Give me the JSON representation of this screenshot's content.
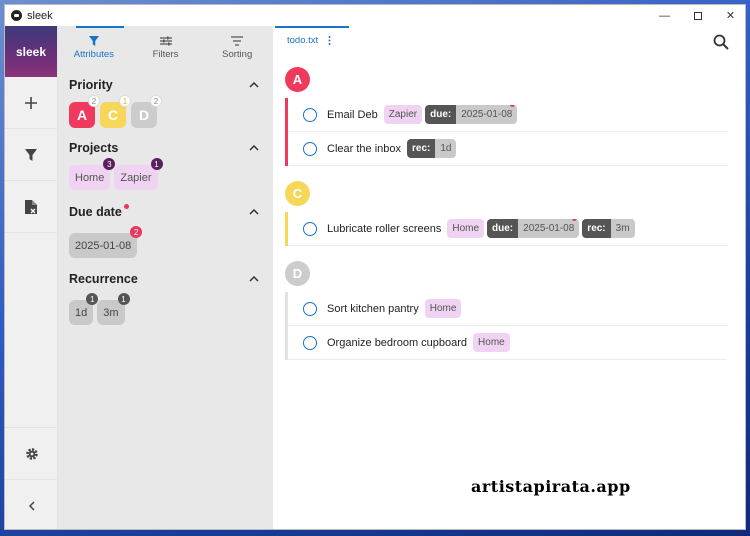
{
  "window": {
    "title": "sleek"
  },
  "rail": {
    "logo": "sleek"
  },
  "panel": {
    "tabs": [
      {
        "label": "Attributes",
        "icon": "filter-icon"
      },
      {
        "label": "Filters",
        "icon": "sliders-icon"
      },
      {
        "label": "Sorting",
        "icon": "sort-icon"
      }
    ],
    "priority": {
      "title": "Priority",
      "chips": [
        {
          "label": "A",
          "count": "2",
          "color": "#ef3a5d"
        },
        {
          "label": "C",
          "count": "1",
          "color": "#f6d75a"
        },
        {
          "label": "D",
          "count": "2",
          "color": "#cccccc"
        }
      ]
    },
    "projects": {
      "title": "Projects",
      "chips": [
        {
          "label": "Home",
          "count": "3"
        },
        {
          "label": "Zapier",
          "count": "1"
        }
      ]
    },
    "due": {
      "title": "Due date",
      "chips": [
        {
          "label": "2025-01-08",
          "count": "2"
        }
      ]
    },
    "recurrence": {
      "title": "Recurrence",
      "chips": [
        {
          "label": "1d",
          "count": "1"
        },
        {
          "label": "3m",
          "count": "1"
        }
      ]
    }
  },
  "main": {
    "file": "todo.txt",
    "groups": [
      {
        "letter": "A",
        "color": "#ef3a5d",
        "items": [
          {
            "text": "Email Deb",
            "project": "Zapier",
            "due_key": "due:",
            "due": "2025-01-08"
          },
          {
            "text": "Clear the inbox",
            "rec_key": "rec:",
            "rec": "1d"
          }
        ]
      },
      {
        "letter": "C",
        "color": "#f6d75a",
        "items": [
          {
            "text": "Lubricate roller screens",
            "project": "Home",
            "due_key": "due:",
            "due": "2025-01-08",
            "rec_key": "rec:",
            "rec": "3m"
          }
        ]
      },
      {
        "letter": "D",
        "color": "#cccccc",
        "items": [
          {
            "text": "Sort kitchen pantry",
            "project": "Home"
          },
          {
            "text": "Organize bedroom cupboard",
            "project": "Home"
          }
        ]
      }
    ]
  },
  "watermark": "artistapirata.app"
}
────────────────
→ WHAT NEEDS TO BE DONE: Set down every entry word for word, but omit the pictures.

→ EXERCISE ANSWER:
Give me the JSON representation of this screenshot's content.
{
  "window": {
    "title": "sleek"
  },
  "rail": {
    "logo": "sleek"
  },
  "panel": {
    "tabs": [
      {
        "label": "Attributes",
        "icon": "filter-icon"
      },
      {
        "label": "Filters",
        "icon": "sliders-icon"
      },
      {
        "label": "Sorting",
        "icon": "sort-icon"
      }
    ],
    "priority": {
      "title": "Priority",
      "chips": [
        {
          "label": "A",
          "count": "2",
          "color": "#ef3a5d"
        },
        {
          "label": "C",
          "count": "1",
          "color": "#f6d75a"
        },
        {
          "label": "D",
          "count": "2",
          "color": "#cccccc"
        }
      ]
    },
    "projects": {
      "title": "Projects",
      "chips": [
        {
          "label": "Home",
          "count": "3"
        },
        {
          "label": "Zapier",
          "count": "1"
        }
      ]
    },
    "due": {
      "title": "Due date",
      "chips": [
        {
          "label": "2025-01-08",
          "count": "2"
        }
      ]
    },
    "recurrence": {
      "title": "Recurrence",
      "chips": [
        {
          "label": "1d",
          "count": "1"
        },
        {
          "label": "3m",
          "count": "1"
        }
      ]
    }
  },
  "main": {
    "file": "todo.txt",
    "groups": [
      {
        "letter": "A",
        "color": "#ef3a5d",
        "items": [
          {
            "text": "Email Deb",
            "project": "Zapier",
            "due_key": "due:",
            "due": "2025-01-08"
          },
          {
            "text": "Clear the inbox",
            "rec_key": "rec:",
            "rec": "1d"
          }
        ]
      },
      {
        "letter": "C",
        "color": "#f6d75a",
        "items": [
          {
            "text": "Lubricate roller screens",
            "project": "Home",
            "due_key": "due:",
            "due": "2025-01-08",
            "rec_key": "rec:",
            "rec": "3m"
          }
        ]
      },
      {
        "letter": "D",
        "color": "#cccccc",
        "items": [
          {
            "text": "Sort kitchen pantry",
            "project": "Home"
          },
          {
            "text": "Organize bedroom cupboard",
            "project": "Home"
          }
        ]
      }
    ]
  },
  "watermark": "artistapirata.app"
}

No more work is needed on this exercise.